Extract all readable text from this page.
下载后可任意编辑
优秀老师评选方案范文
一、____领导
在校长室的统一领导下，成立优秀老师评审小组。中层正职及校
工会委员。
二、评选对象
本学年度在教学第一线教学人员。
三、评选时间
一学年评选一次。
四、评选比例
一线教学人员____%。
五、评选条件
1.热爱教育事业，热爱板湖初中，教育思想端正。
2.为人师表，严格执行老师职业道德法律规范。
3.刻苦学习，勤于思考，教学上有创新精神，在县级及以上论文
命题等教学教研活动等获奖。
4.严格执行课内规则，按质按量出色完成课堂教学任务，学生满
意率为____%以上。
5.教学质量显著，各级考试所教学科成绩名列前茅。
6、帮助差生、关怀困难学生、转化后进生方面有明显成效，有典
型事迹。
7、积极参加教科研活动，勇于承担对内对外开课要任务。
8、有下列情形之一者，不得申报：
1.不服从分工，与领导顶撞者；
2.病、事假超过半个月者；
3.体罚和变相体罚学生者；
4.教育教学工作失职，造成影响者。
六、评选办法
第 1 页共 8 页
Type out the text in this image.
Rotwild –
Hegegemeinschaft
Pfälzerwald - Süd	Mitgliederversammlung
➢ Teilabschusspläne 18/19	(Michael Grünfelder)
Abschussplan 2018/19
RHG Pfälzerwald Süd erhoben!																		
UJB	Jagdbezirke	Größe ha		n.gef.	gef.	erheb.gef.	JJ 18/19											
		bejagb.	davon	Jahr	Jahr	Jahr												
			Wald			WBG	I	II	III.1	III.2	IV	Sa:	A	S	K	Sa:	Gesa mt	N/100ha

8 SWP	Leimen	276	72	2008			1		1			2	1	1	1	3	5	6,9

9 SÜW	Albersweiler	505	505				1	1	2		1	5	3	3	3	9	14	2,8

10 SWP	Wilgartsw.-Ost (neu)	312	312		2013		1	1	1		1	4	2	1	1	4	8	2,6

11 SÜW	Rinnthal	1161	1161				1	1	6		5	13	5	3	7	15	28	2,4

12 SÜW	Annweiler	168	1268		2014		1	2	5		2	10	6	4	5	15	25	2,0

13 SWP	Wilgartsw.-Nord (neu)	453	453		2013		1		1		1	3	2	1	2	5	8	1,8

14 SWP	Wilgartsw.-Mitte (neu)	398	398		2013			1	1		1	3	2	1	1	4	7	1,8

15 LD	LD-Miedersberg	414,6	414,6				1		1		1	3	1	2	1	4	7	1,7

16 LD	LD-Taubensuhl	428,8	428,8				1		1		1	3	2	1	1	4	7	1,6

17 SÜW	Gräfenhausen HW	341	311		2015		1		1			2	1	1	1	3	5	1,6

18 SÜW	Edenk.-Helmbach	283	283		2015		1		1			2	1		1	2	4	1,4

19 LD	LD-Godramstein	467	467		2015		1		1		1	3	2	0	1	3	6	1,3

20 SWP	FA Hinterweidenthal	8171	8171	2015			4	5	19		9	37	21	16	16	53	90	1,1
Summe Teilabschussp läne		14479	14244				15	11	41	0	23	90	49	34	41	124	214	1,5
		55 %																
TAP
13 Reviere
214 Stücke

> _STATED TASK_: The listing above should be transcribed in full, exactly as written.

> _FULL ANSWER_:
Extract all readable text from this page.
下载后可任意编辑
优秀老师评选方案范文
一、____领导
在校长室的统一领导下，成立优秀老师评审小组。中层正职及校
工会委员。
二、评选对象
本学年度在教学第一线教学人员。
三、评选时间
一学年评选一次。
四、评选比例
一线教学人员____%。
五、评选条件
1.热爱教育事业，热爱板湖初中，教育思想端正。
2.为人师表，严格执行老师职业道德法律规范。
3.刻苦学习，勤于思考，教学上有创新精神，在县级及以上论文
命题等教学教研活动等获奖。
4.严格执行课内规则，按质按量出色完成课堂教学任务，学生满
意率为____%以上。
5.教学质量显著，各级考试所教学科成绩名列前茅。
6、帮助差生、关怀困难学生、转化后进生方面有明显成效，有典
型事迹。
7、积极参加教科研活动，勇于承担对内对外开课要任务。
8、有下列情形之一者，不得申报：
1.不服从分工，与领导顶撞者；
2.病、事假超过半个月者；
3.体罚和变相体罚学生者；
4.教育教学工作失职，造成影响者。
六、评选办法
第 1 页共 8 页
Type out the text in this image.
Rotwild –
Hegegemeinschaft
Pfälzerwald - Süd	Mitgliederversammlung
➢ Teilabschusspläne 18/19	(Michael Grünfelder)
Abschussplan 2018/19
RHG Pfälzerwald Süd erhoben!																		
UJB	Jagdbezirke	Größe ha		n.gef.	gef.	erheb.gef.	JJ 18/19											
		bejagb.	davon	Jahr	Jahr	Jahr												
			Wald			WBG	I	II	III.1	III.2	IV	Sa:	A	S	K	Sa:	Gesa mt	N/100ha

8 SWP	Leimen	276	72	2008			1		1			2	1	1	1	3	5	6,9

9 SÜW	Albersweiler	505	505				1	1	2		1	5	3	3	3	9	14	2,8

10 SWP	Wilgartsw.-Ost (neu)	312	312		2013		1	1	1		1	4	2	1	1	4	8	2,6

11 SÜW	Rinnthal	1161	1161				1	1	6		5	13	5	3	7	15	28	2,4

12 SÜW	Annweiler	168	1268		2014		1	2	5		2	10	6	4	5	15	25	2,0

13 SWP	Wilgartsw.-Nord (neu)	453	453		2013		1		1		1	3	2	1	2	5	8	1,8

14 SWP	Wilgartsw.-Mitte (neu)	398	398		2013			1	1		1	3	2	1	1	4	7	1,8

15 LD	LD-Miedersberg	414,6	414,6				1		1		1	3	1	2	1	4	7	1,7

16 LD	LD-Taubensuhl	428,8	428,8				1		1		1	3	2	1	1	4	7	1,6

17 SÜW	Gräfenhausen HW	341	311		2015		1		1			2	1	1	1	3	5	1,6

18 SÜW	Edenk.-Helmbach	283	283		2015		1		1			2	1		1	2	4	1,4

19 LD	LD-Godramstein	467	467		2015		1		1		1	3	2	0	1	3	6	1,3

20 SWP	FA Hinterweidenthal	8171	8171	2015			4	5	19		9	37	21	16	16	53	90	1,1
Summe Teilabschussp läne		14479	14244				15	11	41	0	23	90	49	34	41	124	214	1,5
		55 %																
TAP
13 Reviere
214 Stücke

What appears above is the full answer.